Repeat every line of the listing below exactly, minus the pictures.

** Begin Record list **

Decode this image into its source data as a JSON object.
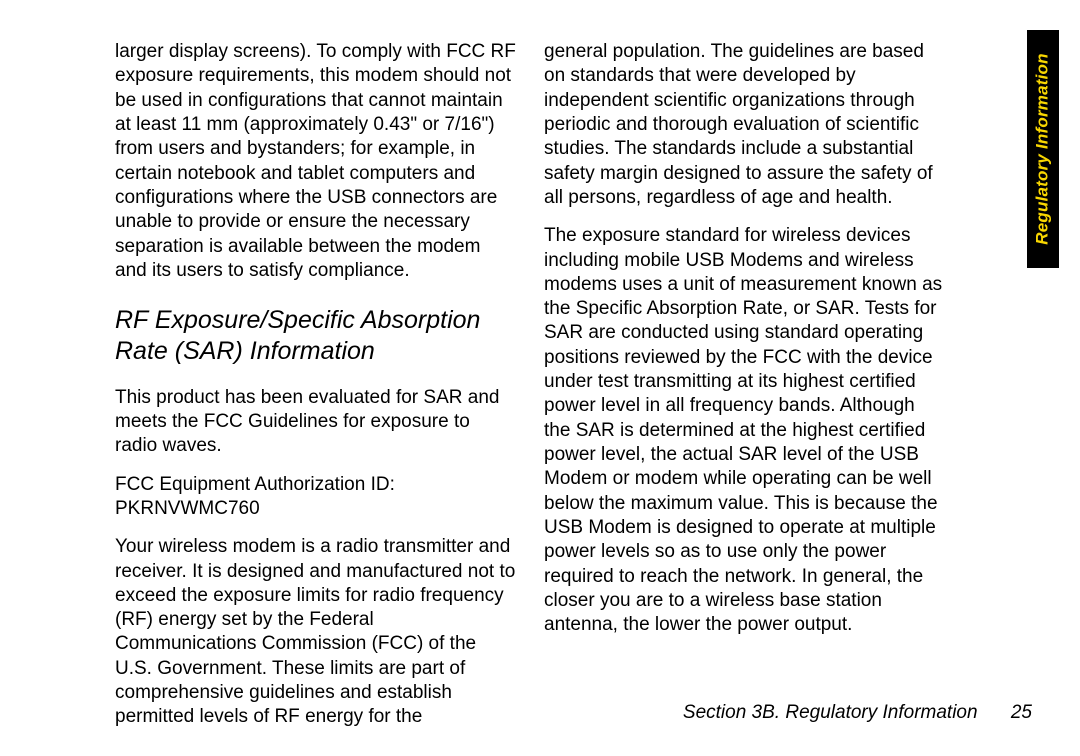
{
  "leftColumn": {
    "p1": "larger display screens). To comply with FCC RF exposure requirements, this modem should not be used in configurations that cannot maintain at least 11 mm (approximately 0.43\" or 7/16\") from users and bystanders; for example, in certain notebook and tablet computers and configurations where the USB connectors are unable to provide or ensure the necessary separation is available between the modem and its users to satisfy compliance.",
    "heading": "RF Exposure/Specific Absorption Rate (SAR) Information",
    "p2": "This product has been evaluated for SAR and meets the FCC Guidelines for exposure to radio waves.",
    "p3": "FCC Equipment Authorization ID: PKRNVWMC760",
    "p4": "Your wireless modem is a radio transmitter and receiver. It is designed and manufactured not to exceed the exposure limits for radio frequency (RF) energy set by the Federal Communications Commission (FCC) of the U.S. Government. These limits are part of comprehensive guidelines and establish permitted levels of RF energy for the"
  },
  "rightColumn": {
    "p1": "general population. The guidelines are based on standards that were developed by independent scientific organizations through periodic and thorough evaluation of scientific studies. The standards include a substantial safety margin designed to assure the safety of all persons, regardless of age and health.",
    "p2": "The exposure standard for wireless devices including mobile USB Modems and wireless modems uses a unit of measurement known as the Specific Absorption Rate, or SAR. Tests for SAR are conducted using standard operating positions reviewed by the FCC with the device under test transmitting at its highest certified power level in all frequency bands. Although the SAR is determined at the highest certified power level, the actual SAR level of the USB Modem or modem while operating can be well below the maximum value. This is because the USB Modem is designed to operate at multiple power levels so as to use only the power required to reach the network. In general, the closer you are to a wireless base station antenna, the lower the power output."
  },
  "sideTab": "Regulatory Information",
  "footer": {
    "section": "Section 3B. Regulatory Information",
    "page": "25"
  },
  "style": {
    "pageWidth": 1080,
    "pageHeight": 756,
    "bodyFontSize": 19,
    "bodyLineHeight": 1.28,
    "headingFontSize": 25,
    "sideTabBg": "#000000",
    "sideTabText": "#f8d600",
    "textColor": "#000000",
    "bgColor": "#ffffff"
  }
}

** End Record list **

## Output of the task:
Decode this image into its source data as a JSON object.
{
  "leftColumn": {
    "p1": "larger display screens). To comply with FCC RF exposure requirements, this modem should not be used in configurations that cannot maintain at least 11 mm (approximately 0.43\" or 7/16\") from users and bystanders; for example, in certain notebook and tablet computers and configurations where the USB connectors are unable to provide or ensure the necessary separation is available between the modem and its users to satisfy compliance.",
    "heading": "RF Exposure/Specific Absorption Rate (SAR) Information",
    "p2": "This product has been evaluated for SAR and meets the FCC Guidelines for exposure to radio waves.",
    "p3": "FCC Equipment Authorization ID: PKRNVWMC760",
    "p4": "Your wireless modem is a radio transmitter and receiver. It is designed and manufactured not to exceed the exposure limits for radio frequency (RF) energy set by the Federal Communications Commission (FCC) of the U.S. Government. These limits are part of comprehensive guidelines and establish permitted levels of RF energy for the"
  },
  "rightColumn": {
    "p1": "general population. The guidelines are based on standards that were developed by independent scientific organizations through periodic and thorough evaluation of scientific studies. The standards include a substantial safety margin designed to assure the safety of all persons, regardless of age and health.",
    "p2": "The exposure standard for wireless devices including mobile USB Modems and wireless modems uses a unit of measurement known as the Specific Absorption Rate, or SAR. Tests for SAR are conducted using standard operating positions reviewed by the FCC with the device under test transmitting at its highest certified power level in all frequency bands. Although the SAR is determined at the highest certified power level, the actual SAR level of the USB Modem or modem while operating can be well below the maximum value. This is because the USB Modem is designed to operate at multiple power levels so as to use only the power required to reach the network. In general, the closer you are to a wireless base station antenna, the lower the power output."
  },
  "sideTab": "Regulatory Information",
  "footer": {
    "section": "Section 3B. Regulatory Information",
    "page": "25"
  },
  "style": {
    "pageWidth": 1080,
    "pageHeight": 756,
    "bodyFontSize": 19,
    "bodyLineHeight": 1.28,
    "headingFontSize": 25,
    "sideTabBg": "#000000",
    "sideTabText": "#f8d600",
    "textColor": "#000000",
    "bgColor": "#ffffff"
  }
}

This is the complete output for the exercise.